_Objective_
Your task is to transcribe all the entries exactly, excluding pictures.

Recorded data:

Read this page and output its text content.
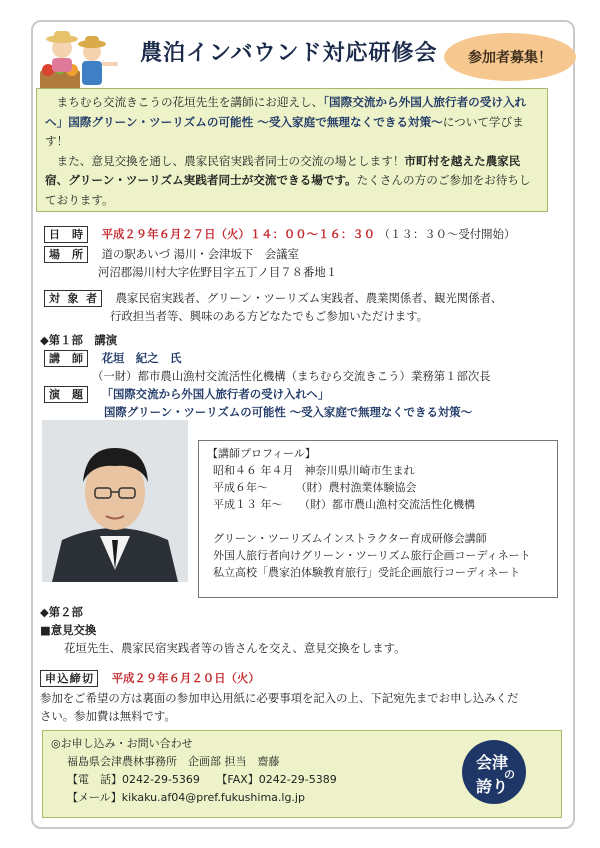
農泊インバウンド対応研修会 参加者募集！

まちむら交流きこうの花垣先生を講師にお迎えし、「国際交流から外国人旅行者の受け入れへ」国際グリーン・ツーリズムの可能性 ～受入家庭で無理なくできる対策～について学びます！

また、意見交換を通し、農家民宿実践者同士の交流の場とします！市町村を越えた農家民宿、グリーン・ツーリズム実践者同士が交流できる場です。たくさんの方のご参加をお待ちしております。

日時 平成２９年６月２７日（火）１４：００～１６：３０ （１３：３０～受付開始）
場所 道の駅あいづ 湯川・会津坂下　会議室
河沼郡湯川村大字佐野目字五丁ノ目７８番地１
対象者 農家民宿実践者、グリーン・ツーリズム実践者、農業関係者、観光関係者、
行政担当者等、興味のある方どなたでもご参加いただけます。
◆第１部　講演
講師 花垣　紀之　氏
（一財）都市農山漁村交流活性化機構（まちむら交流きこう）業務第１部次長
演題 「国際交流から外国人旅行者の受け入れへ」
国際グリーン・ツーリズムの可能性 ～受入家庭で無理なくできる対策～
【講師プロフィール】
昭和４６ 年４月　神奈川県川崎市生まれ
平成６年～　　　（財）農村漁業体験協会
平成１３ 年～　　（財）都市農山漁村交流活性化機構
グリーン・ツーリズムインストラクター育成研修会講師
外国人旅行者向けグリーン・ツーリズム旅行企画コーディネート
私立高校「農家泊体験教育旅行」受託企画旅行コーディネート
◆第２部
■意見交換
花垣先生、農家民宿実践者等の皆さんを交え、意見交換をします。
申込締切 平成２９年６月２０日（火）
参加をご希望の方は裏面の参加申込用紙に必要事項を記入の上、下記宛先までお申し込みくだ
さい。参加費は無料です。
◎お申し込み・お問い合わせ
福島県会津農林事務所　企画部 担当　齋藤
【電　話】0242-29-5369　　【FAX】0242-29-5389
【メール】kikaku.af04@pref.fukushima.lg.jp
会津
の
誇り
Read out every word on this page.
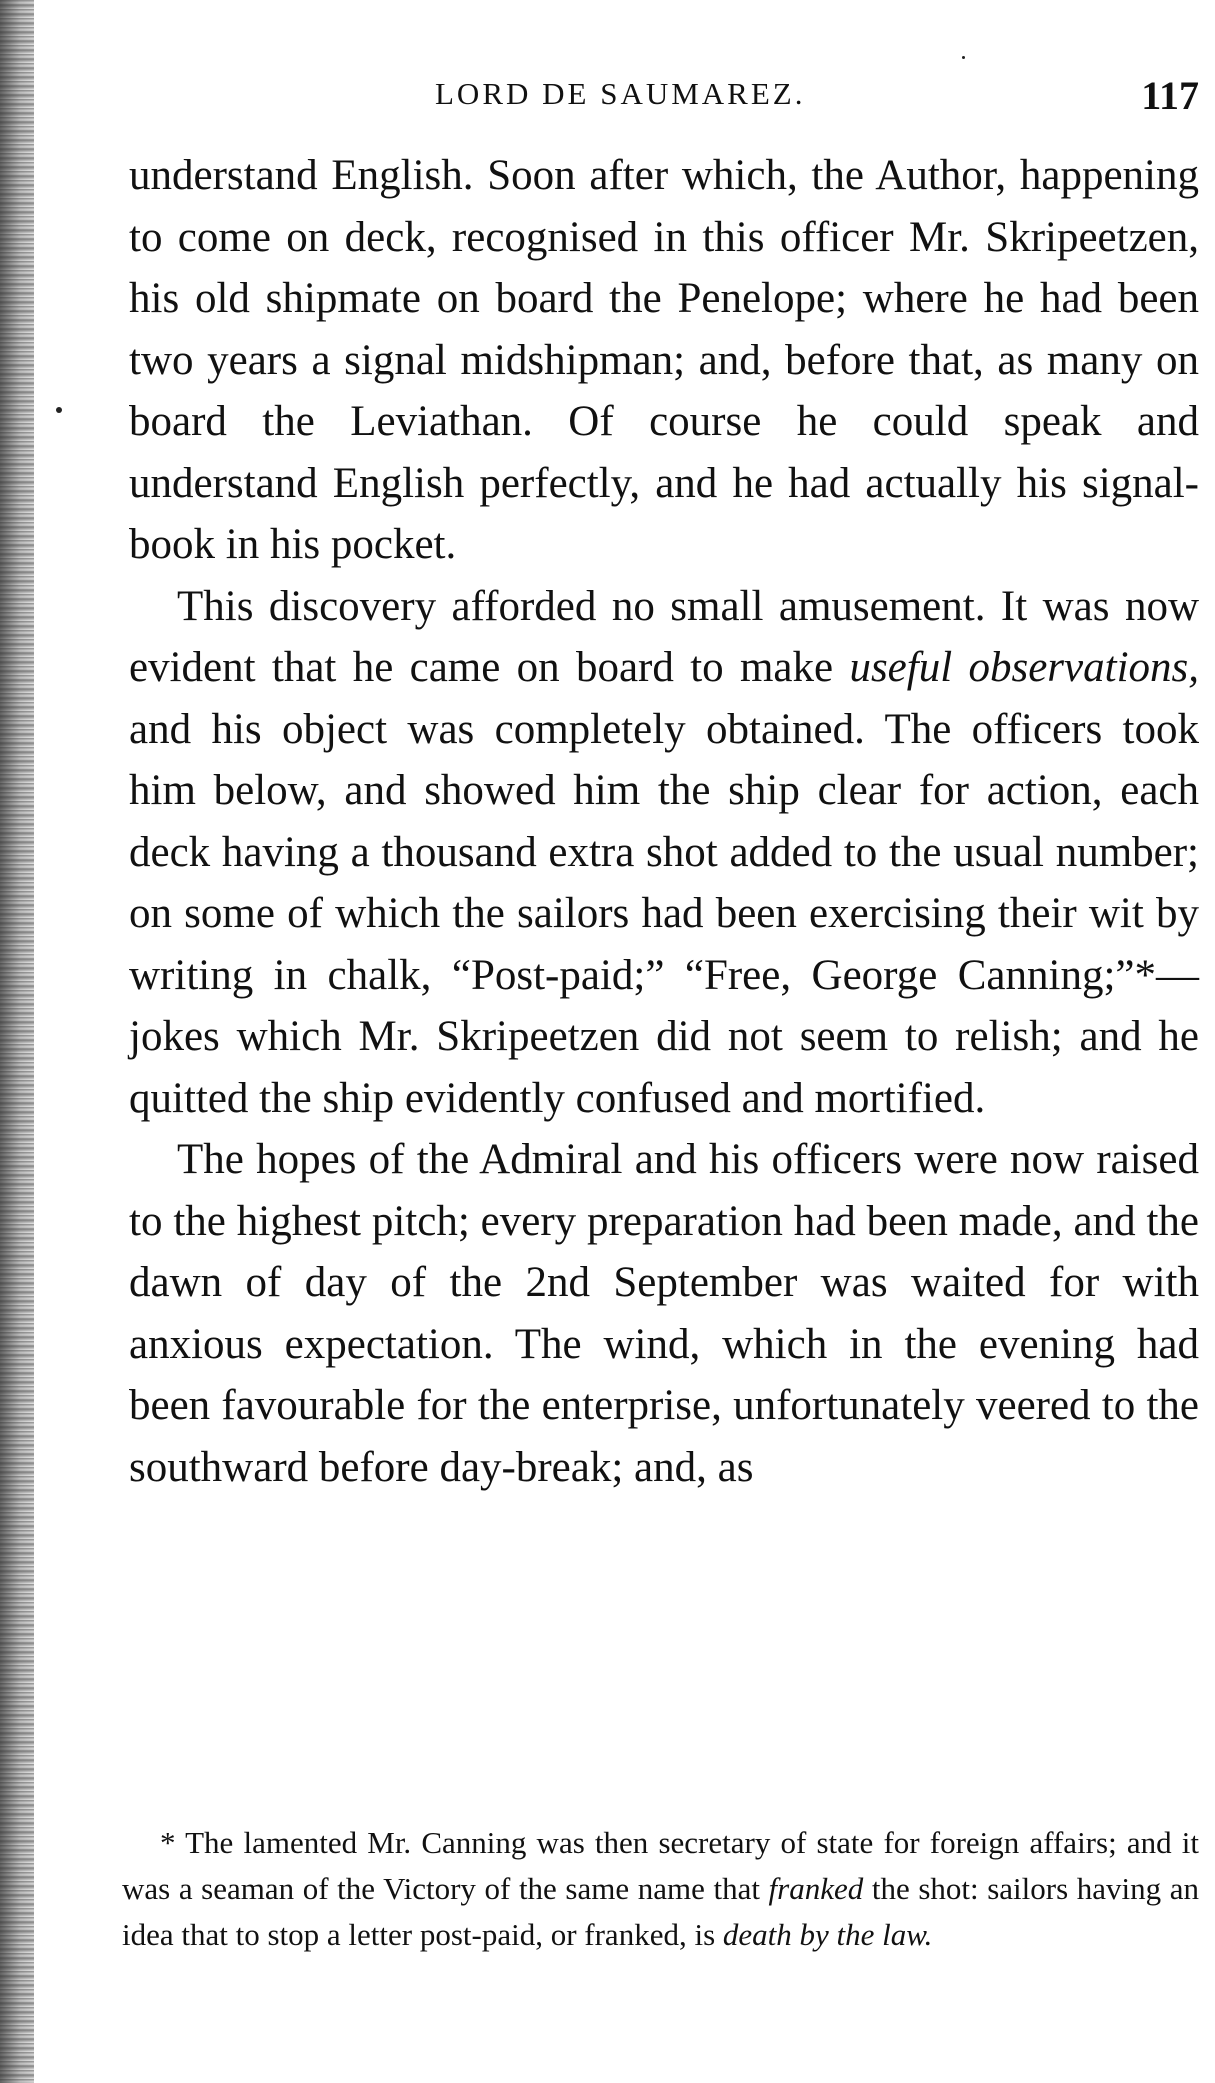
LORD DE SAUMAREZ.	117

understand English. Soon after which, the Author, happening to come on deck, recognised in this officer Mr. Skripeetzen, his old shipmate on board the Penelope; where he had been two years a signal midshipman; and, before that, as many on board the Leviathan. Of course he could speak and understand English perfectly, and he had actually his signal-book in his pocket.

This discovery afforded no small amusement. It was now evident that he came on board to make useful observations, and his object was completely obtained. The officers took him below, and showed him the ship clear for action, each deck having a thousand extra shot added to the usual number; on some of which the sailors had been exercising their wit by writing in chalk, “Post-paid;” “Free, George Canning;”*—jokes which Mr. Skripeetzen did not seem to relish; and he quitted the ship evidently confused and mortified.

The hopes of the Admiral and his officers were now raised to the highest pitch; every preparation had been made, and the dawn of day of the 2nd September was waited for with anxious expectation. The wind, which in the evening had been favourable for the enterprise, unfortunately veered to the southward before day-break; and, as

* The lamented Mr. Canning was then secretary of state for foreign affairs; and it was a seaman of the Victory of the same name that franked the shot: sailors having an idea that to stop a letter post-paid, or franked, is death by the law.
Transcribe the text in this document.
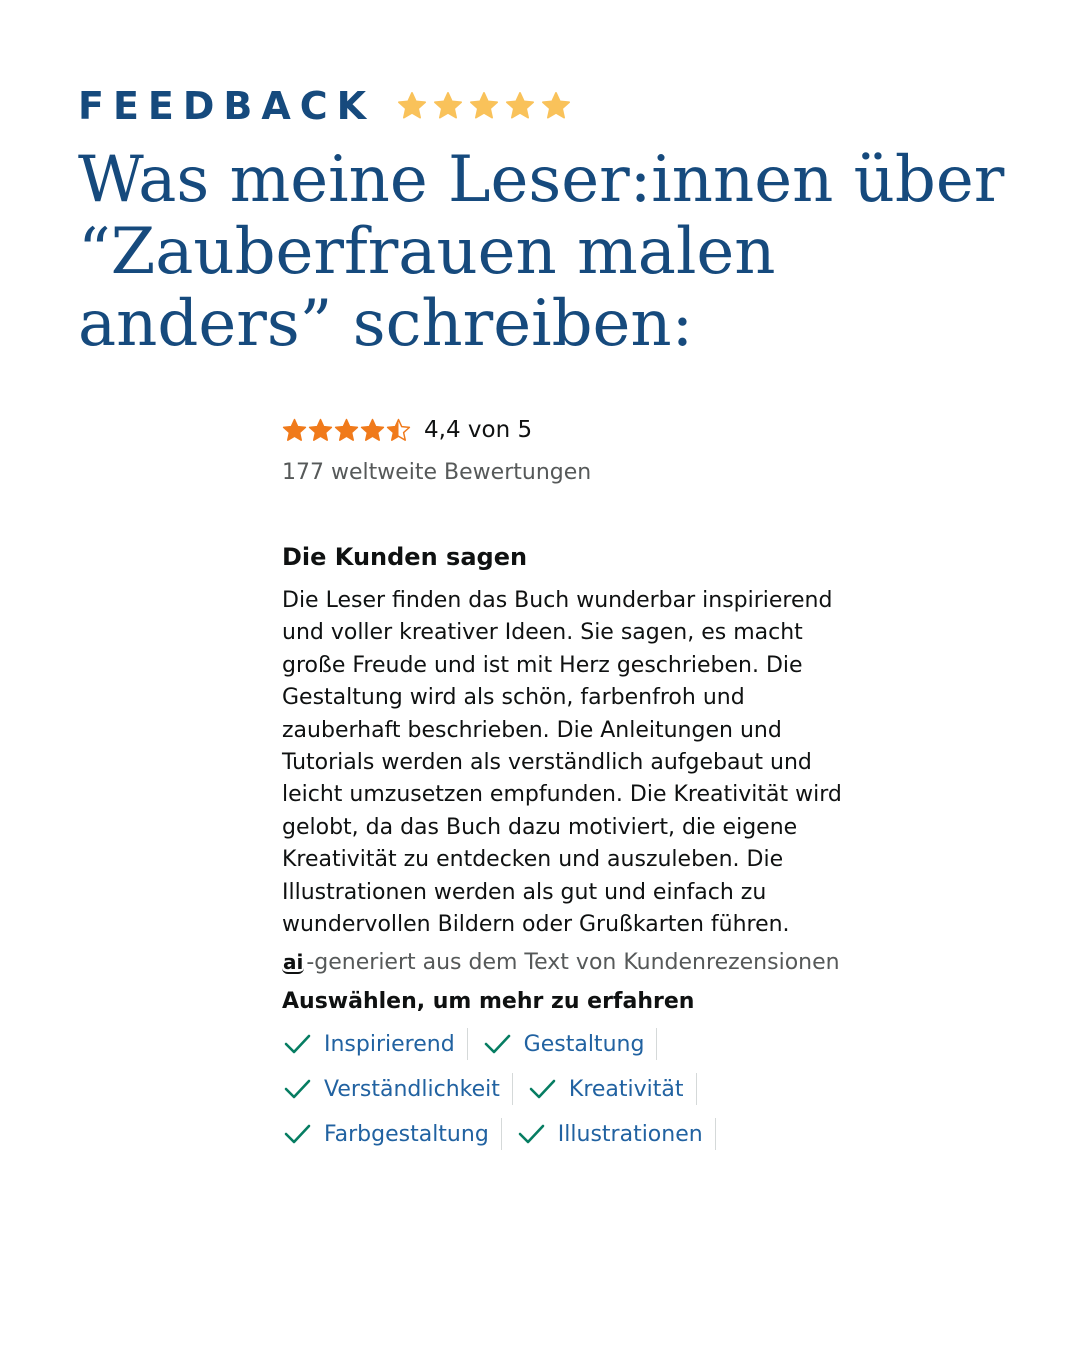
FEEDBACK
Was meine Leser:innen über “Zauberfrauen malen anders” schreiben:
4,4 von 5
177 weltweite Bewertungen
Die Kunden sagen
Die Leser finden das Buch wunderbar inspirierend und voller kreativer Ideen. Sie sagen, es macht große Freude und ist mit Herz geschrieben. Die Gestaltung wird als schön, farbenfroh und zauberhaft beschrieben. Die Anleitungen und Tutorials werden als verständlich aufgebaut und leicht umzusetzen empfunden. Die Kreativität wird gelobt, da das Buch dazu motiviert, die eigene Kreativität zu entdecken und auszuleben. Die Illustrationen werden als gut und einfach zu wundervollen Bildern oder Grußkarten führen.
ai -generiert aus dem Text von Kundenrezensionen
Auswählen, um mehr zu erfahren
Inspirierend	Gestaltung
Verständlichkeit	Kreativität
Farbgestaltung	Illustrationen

_Complete output_
Read this page and output its text content.
農泊インバウンド対応研修会 参加者募集！

まちむら交流きこうの花垣先生を講師にお迎えし、「国際交流から外国人旅行者の受け入れへ」国際グリーン・ツーリズムの可能性 ～受入家庭で無理なくできる対策～について学びます！

また、意見交換を通し、農家民宿実践者同士の交流の場とします！市町村を越えた農家民宿、グリーン・ツーリズム実践者同士が交流できる場です。たくさんの方のご参加をお待ちしております。

日時 平成２９年６月２７日（火）１４：００～１６：３０ （１３：３０～受付開始）
場所 道の駅あいづ 湯川・会津坂下　会議室
河沼郡湯川村大字佐野目字五丁ノ目７８番地１
対象者 農家民宿実践者、グリーン・ツーリズム実践者、農業関係者、観光関係者、
行政担当者等、興味のある方どなたでもご参加いただけます。
◆第１部　講演
講師 花垣　紀之　氏
（一財）都市農山漁村交流活性化機構（まちむら交流きこう）業務第１部次長
演題 「国際交流から外国人旅行者の受け入れへ」
国際グリーン・ツーリズムの可能性 ～受入家庭で無理なくできる対策～
【講師プロフィール】
昭和４６ 年４月　神奈川県川崎市生まれ
平成６年～　　　（財）農村漁業体験協会
平成１３ 年～　　（財）都市農山漁村交流活性化機構
グリーン・ツーリズムインストラクター育成研修会講師
外国人旅行者向けグリーン・ツーリズム旅行企画コーディネート
私立高校「農家泊体験教育旅行」受託企画旅行コーディネート
◆第２部
■意見交換
花垣先生、農家民宿実践者等の皆さんを交え、意見交換をします。
申込締切 平成２９年６月２０日（火）
参加をご希望の方は裏面の参加申込用紙に必要事項を記入の上、下記宛先までお申し込みくだ
さい。参加費は無料です。
◎お申し込み・お問い合わせ
福島県会津農林事務所　企画部 担当　齋藤
【電　話】0242-29-5369　　【FAX】0242-29-5389
【メール】kikaku.af04@pref.fukushima.lg.jp
会津
の
誇り
Read out every word on this page.
LORD DE SAUMAREZ.	117

understand English. Soon after which, the Author, happening to come on deck, recognised in this officer Mr. Skripeetzen, his old shipmate on board the Penelope; where he had been two years a signal midshipman; and, before that, as many on board the Leviathan. Of course he could speak and understand English perfectly, and he had actually his signal-book in his pocket.

This discovery afforded no small amusement. It was now evident that he came on board to make useful observations, and his object was completely obtained. The officers took him below, and showed him the ship clear for action, each deck having a thousand extra shot added to the usual number; on some of which the sailors had been exercising their wit by writing in chalk, “Post-paid;” “Free, George Canning;”*—jokes which Mr. Skripeetzen did not seem to relish; and he quitted the ship evidently confused and mortified.

The hopes of the Admiral and his officers were now raised to the highest pitch; every preparation had been made, and the dawn of day of the 2nd September was waited for with anxious expectation. The wind, which in the evening had been favourable for the enterprise, unfortunately veered to the southward before day-break; and, as

* The lamented Mr. Canning was then secretary of state for foreign affairs; and it was a seaman of the Victory of the same name that franked the shot: sailors having an idea that to stop a letter post-paid, or franked, is death by the law.
Transcribe the text in this document.
FEEDBACK
Was meine Leser:innen über “Zauberfrauen malen anders” schreiben:
4,4 von 5
177 weltweite Bewertungen
Die Kunden sagen
Die Leser finden das Buch wunderbar inspirierend und voller kreativer Ideen. Sie sagen, es macht große Freude und ist mit Herz geschrieben. Die Gestaltung wird als schön, farbenfroh und zauberhaft beschrieben. Die Anleitungen und Tutorials werden als verständlich aufgebaut und leicht umzusetzen empfunden. Die Kreativität wird gelobt, da das Buch dazu motiviert, die eigene Kreativität zu entdecken und auszuleben. Die Illustrationen werden als gut und einfach zu wundervollen Bildern oder Grußkarten führen.
ai -generiert aus dem Text von Kundenrezensionen
Auswählen, um mehr zu erfahren
Inspirierend	Gestaltung
Verständlichkeit	Kreativität
Farbgestaltung	Illustrationen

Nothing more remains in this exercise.